Collected data:
===
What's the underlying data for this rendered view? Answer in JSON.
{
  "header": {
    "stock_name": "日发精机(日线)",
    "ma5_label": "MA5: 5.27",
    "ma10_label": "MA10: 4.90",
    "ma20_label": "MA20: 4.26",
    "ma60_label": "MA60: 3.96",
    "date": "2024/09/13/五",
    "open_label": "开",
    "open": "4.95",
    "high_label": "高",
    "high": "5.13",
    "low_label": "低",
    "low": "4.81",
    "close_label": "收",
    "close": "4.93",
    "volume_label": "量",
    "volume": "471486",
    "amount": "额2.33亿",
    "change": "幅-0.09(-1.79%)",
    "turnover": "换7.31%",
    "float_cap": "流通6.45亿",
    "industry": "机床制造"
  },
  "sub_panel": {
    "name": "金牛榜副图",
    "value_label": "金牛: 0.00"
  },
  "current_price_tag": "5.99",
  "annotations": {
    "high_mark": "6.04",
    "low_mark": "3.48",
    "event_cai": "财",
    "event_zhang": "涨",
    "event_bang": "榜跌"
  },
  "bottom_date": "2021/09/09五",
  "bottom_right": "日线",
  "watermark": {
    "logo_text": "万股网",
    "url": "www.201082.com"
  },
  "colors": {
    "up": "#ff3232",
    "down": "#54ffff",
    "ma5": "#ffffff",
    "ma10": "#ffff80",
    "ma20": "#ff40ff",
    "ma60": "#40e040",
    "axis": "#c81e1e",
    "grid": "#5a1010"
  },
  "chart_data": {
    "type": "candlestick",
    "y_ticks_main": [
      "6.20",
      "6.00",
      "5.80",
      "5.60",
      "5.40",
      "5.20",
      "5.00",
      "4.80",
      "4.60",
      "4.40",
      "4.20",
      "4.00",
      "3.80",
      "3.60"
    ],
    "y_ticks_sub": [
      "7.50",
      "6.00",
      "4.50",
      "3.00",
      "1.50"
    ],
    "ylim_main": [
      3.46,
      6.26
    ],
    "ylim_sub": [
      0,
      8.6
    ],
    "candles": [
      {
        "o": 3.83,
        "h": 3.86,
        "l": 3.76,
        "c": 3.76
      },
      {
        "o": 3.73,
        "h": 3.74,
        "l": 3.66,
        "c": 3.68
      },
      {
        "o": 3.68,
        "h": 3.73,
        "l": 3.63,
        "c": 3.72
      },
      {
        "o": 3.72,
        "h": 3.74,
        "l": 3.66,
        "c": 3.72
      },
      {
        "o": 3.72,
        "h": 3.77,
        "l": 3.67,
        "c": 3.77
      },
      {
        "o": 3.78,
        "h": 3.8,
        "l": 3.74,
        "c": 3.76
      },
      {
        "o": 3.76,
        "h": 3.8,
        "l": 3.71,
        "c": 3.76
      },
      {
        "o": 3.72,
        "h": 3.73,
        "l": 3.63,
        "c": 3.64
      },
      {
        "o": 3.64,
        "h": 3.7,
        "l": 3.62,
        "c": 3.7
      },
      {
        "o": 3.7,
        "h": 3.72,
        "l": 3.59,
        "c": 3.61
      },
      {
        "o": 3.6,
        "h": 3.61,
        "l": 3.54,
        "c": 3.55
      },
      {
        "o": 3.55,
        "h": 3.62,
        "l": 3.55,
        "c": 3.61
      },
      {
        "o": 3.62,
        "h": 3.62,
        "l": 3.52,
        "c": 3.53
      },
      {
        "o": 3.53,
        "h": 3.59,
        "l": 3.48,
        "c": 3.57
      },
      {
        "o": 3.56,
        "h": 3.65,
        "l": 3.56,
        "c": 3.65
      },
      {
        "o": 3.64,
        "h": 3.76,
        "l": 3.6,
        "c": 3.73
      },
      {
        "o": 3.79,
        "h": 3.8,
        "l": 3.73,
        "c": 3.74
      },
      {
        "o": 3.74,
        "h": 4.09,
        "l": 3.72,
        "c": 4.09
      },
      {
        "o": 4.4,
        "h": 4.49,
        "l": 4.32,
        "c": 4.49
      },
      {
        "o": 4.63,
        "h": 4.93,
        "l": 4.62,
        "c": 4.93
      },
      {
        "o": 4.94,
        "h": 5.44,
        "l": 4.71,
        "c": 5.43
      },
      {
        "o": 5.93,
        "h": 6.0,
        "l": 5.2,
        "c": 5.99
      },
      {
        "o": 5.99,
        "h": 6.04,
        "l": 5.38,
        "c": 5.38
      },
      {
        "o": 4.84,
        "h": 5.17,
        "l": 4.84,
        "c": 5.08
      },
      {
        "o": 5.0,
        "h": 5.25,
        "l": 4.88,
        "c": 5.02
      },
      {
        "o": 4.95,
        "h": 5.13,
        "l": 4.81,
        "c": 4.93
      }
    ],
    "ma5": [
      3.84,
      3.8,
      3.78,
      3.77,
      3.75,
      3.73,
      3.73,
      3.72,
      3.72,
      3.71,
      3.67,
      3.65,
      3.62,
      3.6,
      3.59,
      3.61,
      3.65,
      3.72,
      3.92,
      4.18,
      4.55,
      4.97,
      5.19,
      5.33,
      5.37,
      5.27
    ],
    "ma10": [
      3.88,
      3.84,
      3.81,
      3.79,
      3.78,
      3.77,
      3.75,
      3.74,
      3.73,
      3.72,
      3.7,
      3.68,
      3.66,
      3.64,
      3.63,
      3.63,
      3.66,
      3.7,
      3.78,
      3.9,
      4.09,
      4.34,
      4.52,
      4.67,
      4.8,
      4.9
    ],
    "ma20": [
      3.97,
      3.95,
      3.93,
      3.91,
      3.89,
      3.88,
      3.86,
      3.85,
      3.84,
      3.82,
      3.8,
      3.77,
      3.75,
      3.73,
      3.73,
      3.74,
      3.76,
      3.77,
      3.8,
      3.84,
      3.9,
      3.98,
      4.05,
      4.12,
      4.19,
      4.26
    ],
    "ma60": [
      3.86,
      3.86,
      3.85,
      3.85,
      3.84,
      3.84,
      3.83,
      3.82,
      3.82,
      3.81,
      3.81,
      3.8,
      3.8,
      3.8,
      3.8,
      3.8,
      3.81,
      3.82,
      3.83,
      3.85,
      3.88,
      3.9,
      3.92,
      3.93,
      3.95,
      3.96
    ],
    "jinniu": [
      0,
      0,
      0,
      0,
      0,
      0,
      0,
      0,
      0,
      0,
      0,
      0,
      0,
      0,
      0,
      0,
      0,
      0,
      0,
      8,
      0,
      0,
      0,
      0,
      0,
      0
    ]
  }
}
===
Work instructions: Your task is to repeat the data exactly, with nothing left out.

The response:
What's the underlying data for this rendered view? Answer in JSON.
{
  "header": {
    "stock_name": "日发精机(日线)",
    "ma5_label": "MA5: 5.27",
    "ma10_label": "MA10: 4.90",
    "ma20_label": "MA20: 4.26",
    "ma60_label": "MA60: 3.96",
    "date": "2024/09/13/五",
    "open_label": "开",
    "open": "4.95",
    "high_label": "高",
    "high": "5.13",
    "low_label": "低",
    "low": "4.81",
    "close_label": "收",
    "close": "4.93",
    "volume_label": "量",
    "volume": "471486",
    "amount": "额2.33亿",
    "change": "幅-0.09(-1.79%)",
    "turnover": "换7.31%",
    "float_cap": "流通6.45亿",
    "industry": "机床制造"
  },
  "sub_panel": {
    "name": "金牛榜副图",
    "value_label": "金牛: 0.00"
  },
  "current_price_tag": "5.99",
  "annotations": {
    "high_mark": "6.04",
    "low_mark": "3.48",
    "event_cai": "财",
    "event_zhang": "涨",
    "event_bang": "榜跌"
  },
  "bottom_date": "2021/09/09五",
  "bottom_right": "日线",
  "watermark": {
    "logo_text": "万股网",
    "url": "www.201082.com"
  },
  "colors": {
    "up": "#ff3232",
    "down": "#54ffff",
    "ma5": "#ffffff",
    "ma10": "#ffff80",
    "ma20": "#ff40ff",
    "ma60": "#40e040",
    "axis": "#c81e1e",
    "grid": "#5a1010"
  },
  "chart_data": {
    "type": "candlestick",
    "y_ticks_main": [
      "6.20",
      "6.00",
      "5.80",
      "5.60",
      "5.40",
      "5.20",
      "5.00",
      "4.80",
      "4.60",
      "4.40",
      "4.20",
      "4.00",
      "3.80",
      "3.60"
    ],
    "y_ticks_sub": [
      "7.50",
      "6.00",
      "4.50",
      "3.00",
      "1.50"
    ],
    "ylim_main": [
      3.46,
      6.26
    ],
    "ylim_sub": [
      0,
      8.6
    ],
    "candles": [
      {
        "o": 3.83,
        "h": 3.86,
        "l": 3.76,
        "c": 3.76
      },
      {
        "o": 3.73,
        "h": 3.74,
        "l": 3.66,
        "c": 3.68
      },
      {
        "o": 3.68,
        "h": 3.73,
        "l": 3.63,
        "c": 3.72
      },
      {
        "o": 3.72,
        "h": 3.74,
        "l": 3.66,
        "c": 3.72
      },
      {
        "o": 3.72,
        "h": 3.77,
        "l": 3.67,
        "c": 3.77
      },
      {
        "o": 3.78,
        "h": 3.8,
        "l": 3.74,
        "c": 3.76
      },
      {
        "o": 3.76,
        "h": 3.8,
        "l": 3.71,
        "c": 3.76
      },
      {
        "o": 3.72,
        "h": 3.73,
        "l": 3.63,
        "c": 3.64
      },
      {
        "o": 3.64,
        "h": 3.7,
        "l": 3.62,
        "c": 3.7
      },
      {
        "o": 3.7,
        "h": 3.72,
        "l": 3.59,
        "c": 3.61
      },
      {
        "o": 3.6,
        "h": 3.61,
        "l": 3.54,
        "c": 3.55
      },
      {
        "o": 3.55,
        "h": 3.62,
        "l": 3.55,
        "c": 3.61
      },
      {
        "o": 3.62,
        "h": 3.62,
        "l": 3.52,
        "c": 3.53
      },
      {
        "o": 3.53,
        "h": 3.59,
        "l": 3.48,
        "c": 3.57
      },
      {
        "o": 3.56,
        "h": 3.65,
        "l": 3.56,
        "c": 3.65
      },
      {
        "o": 3.64,
        "h": 3.76,
        "l": 3.6,
        "c": 3.73
      },
      {
        "o": 3.79,
        "h": 3.8,
        "l": 3.73,
        "c": 3.74
      },
      {
        "o": 3.74,
        "h": 4.09,
        "l": 3.72,
        "c": 4.09
      },
      {
        "o": 4.4,
        "h": 4.49,
        "l": 4.32,
        "c": 4.49
      },
      {
        "o": 4.63,
        "h": 4.93,
        "l": 4.62,
        "c": 4.93
      },
      {
        "o": 4.94,
        "h": 5.44,
        "l": 4.71,
        "c": 5.43
      },
      {
        "o": 5.93,
        "h": 6.0,
        "l": 5.2,
        "c": 5.99
      },
      {
        "o": 5.99,
        "h": 6.04,
        "l": 5.38,
        "c": 5.38
      },
      {
        "o": 4.84,
        "h": 5.17,
        "l": 4.84,
        "c": 5.08
      },
      {
        "o": 5.0,
        "h": 5.25,
        "l": 4.88,
        "c": 5.02
      },
      {
        "o": 4.95,
        "h": 5.13,
        "l": 4.81,
        "c": 4.93
      }
    ],
    "ma5": [
      3.84,
      3.8,
      3.78,
      3.77,
      3.75,
      3.73,
      3.73,
      3.72,
      3.72,
      3.71,
      3.67,
      3.65,
      3.62,
      3.6,
      3.59,
      3.61,
      3.65,
      3.72,
      3.92,
      4.18,
      4.55,
      4.97,
      5.19,
      5.33,
      5.37,
      5.27
    ],
    "ma10": [
      3.88,
      3.84,
      3.81,
      3.79,
      3.78,
      3.77,
      3.75,
      3.74,
      3.73,
      3.72,
      3.7,
      3.68,
      3.66,
      3.64,
      3.63,
      3.63,
      3.66,
      3.7,
      3.78,
      3.9,
      4.09,
      4.34,
      4.52,
      4.67,
      4.8,
      4.9
    ],
    "ma20": [
      3.97,
      3.95,
      3.93,
      3.91,
      3.89,
      3.88,
      3.86,
      3.85,
      3.84,
      3.82,
      3.8,
      3.77,
      3.75,
      3.73,
      3.73,
      3.74,
      3.76,
      3.77,
      3.8,
      3.84,
      3.9,
      3.98,
      4.05,
      4.12,
      4.19,
      4.26
    ],
    "ma60": [
      3.86,
      3.86,
      3.85,
      3.85,
      3.84,
      3.84,
      3.83,
      3.82,
      3.82,
      3.81,
      3.81,
      3.8,
      3.8,
      3.8,
      3.8,
      3.8,
      3.81,
      3.82,
      3.83,
      3.85,
      3.88,
      3.9,
      3.92,
      3.93,
      3.95,
      3.96
    ],
    "jinniu": [
      0,
      0,
      0,
      0,
      0,
      0,
      0,
      0,
      0,
      0,
      0,
      0,
      0,
      0,
      0,
      0,
      0,
      0,
      0,
      8,
      0,
      0,
      0,
      0,
      0,
      0
    ]
  }
}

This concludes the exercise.